Locate all lines with the word "tous" and copy them out.

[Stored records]
□ □ □
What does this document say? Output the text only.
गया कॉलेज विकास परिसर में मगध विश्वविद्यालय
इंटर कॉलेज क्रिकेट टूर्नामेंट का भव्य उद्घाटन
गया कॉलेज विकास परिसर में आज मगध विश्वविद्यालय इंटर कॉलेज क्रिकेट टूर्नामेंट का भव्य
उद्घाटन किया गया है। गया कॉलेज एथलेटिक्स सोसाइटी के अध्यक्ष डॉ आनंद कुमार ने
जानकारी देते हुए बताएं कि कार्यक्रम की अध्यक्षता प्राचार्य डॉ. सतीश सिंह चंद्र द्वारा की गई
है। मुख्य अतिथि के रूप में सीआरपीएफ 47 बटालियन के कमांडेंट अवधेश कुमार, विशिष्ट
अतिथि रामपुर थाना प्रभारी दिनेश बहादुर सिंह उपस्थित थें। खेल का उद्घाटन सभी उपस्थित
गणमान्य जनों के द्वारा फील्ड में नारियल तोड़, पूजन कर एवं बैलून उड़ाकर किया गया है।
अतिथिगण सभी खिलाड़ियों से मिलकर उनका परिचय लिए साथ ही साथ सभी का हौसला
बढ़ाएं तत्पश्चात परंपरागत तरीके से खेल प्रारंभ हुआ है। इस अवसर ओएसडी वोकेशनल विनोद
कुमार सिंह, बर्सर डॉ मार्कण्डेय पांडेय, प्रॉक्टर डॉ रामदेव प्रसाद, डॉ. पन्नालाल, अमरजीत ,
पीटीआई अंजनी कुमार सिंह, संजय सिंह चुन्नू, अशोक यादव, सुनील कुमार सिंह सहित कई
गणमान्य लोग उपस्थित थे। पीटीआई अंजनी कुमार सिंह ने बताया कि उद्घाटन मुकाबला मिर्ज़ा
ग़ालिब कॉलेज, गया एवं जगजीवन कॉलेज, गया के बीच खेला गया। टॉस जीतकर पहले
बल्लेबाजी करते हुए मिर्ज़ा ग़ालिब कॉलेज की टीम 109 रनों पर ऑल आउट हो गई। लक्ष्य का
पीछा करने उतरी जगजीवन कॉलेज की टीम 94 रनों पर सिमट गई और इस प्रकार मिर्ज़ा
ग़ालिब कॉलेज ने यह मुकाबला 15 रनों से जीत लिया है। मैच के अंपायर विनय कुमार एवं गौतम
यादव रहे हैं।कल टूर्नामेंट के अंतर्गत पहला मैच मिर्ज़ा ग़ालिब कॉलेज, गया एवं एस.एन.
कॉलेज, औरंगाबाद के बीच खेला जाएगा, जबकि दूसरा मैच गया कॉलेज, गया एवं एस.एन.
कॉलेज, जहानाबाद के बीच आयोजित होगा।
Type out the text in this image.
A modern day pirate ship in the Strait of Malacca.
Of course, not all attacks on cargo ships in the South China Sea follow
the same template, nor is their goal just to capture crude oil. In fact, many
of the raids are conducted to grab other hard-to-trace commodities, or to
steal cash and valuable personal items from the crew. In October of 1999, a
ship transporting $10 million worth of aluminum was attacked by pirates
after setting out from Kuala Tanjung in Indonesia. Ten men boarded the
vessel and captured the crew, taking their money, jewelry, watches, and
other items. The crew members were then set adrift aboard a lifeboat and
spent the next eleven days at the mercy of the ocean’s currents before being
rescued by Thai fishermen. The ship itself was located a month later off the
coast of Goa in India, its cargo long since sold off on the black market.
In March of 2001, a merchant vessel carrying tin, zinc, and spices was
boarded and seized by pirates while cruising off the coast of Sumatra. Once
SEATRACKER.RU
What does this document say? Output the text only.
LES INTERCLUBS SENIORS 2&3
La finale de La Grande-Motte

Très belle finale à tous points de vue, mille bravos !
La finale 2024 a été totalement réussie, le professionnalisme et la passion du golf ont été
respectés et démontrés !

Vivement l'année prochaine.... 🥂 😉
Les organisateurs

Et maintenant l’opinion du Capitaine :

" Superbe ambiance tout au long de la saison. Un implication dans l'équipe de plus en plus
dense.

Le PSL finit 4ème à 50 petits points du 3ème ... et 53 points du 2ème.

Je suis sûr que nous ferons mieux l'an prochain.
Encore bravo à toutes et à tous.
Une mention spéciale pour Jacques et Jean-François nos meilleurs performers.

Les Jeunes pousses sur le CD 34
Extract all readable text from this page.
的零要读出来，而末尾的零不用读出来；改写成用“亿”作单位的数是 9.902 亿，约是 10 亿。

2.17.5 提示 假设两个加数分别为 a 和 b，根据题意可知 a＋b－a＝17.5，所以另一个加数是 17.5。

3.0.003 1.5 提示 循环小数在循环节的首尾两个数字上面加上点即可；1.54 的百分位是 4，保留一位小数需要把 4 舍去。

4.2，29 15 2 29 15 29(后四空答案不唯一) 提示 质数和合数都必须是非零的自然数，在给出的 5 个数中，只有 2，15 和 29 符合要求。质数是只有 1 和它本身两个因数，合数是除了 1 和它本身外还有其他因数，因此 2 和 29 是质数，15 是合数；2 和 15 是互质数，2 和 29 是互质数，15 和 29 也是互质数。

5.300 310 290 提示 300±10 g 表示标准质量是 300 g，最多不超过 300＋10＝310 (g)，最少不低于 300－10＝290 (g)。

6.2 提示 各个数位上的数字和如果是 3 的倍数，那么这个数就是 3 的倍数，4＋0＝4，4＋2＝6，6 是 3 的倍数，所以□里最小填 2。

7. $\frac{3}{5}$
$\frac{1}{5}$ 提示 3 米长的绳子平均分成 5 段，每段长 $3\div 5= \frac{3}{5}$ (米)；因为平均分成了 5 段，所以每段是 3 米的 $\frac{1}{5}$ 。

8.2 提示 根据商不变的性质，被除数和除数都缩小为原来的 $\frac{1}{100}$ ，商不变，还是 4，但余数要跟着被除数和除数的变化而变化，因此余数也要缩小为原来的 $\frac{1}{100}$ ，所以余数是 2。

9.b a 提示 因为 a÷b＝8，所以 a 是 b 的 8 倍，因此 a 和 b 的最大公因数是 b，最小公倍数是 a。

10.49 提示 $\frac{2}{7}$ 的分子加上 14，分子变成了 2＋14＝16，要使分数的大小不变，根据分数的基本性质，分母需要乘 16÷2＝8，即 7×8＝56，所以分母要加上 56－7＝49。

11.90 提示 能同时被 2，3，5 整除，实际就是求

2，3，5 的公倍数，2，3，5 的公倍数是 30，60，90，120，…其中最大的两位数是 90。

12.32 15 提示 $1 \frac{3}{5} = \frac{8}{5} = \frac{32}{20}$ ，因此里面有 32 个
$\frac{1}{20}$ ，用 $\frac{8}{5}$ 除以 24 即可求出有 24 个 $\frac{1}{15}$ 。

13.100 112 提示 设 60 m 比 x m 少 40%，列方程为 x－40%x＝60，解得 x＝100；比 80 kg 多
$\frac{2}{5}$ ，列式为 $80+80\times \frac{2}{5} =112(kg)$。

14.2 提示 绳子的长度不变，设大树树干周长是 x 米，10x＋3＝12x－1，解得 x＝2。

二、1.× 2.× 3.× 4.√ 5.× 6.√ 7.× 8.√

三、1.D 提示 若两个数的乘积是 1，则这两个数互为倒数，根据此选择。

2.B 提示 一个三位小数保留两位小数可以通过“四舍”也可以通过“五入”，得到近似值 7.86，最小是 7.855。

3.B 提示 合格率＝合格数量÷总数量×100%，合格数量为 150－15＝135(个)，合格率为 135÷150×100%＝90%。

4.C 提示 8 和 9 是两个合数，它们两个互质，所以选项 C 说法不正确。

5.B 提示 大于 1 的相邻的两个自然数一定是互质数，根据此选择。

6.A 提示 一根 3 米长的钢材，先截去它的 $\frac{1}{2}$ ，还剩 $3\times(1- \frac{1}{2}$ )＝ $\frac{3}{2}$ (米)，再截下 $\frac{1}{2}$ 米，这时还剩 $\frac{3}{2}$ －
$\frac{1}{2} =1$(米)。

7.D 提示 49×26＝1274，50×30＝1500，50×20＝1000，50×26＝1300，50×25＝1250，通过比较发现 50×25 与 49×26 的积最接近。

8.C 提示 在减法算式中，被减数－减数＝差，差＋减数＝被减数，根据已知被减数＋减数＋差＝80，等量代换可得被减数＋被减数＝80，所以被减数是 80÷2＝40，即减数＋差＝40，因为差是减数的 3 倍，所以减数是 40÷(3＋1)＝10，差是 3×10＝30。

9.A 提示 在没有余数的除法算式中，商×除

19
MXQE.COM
□ □ □
- Response to the exercise
Très belle finale à tous points de vue, mille bravos !
Encore bravo à toutes et à tous.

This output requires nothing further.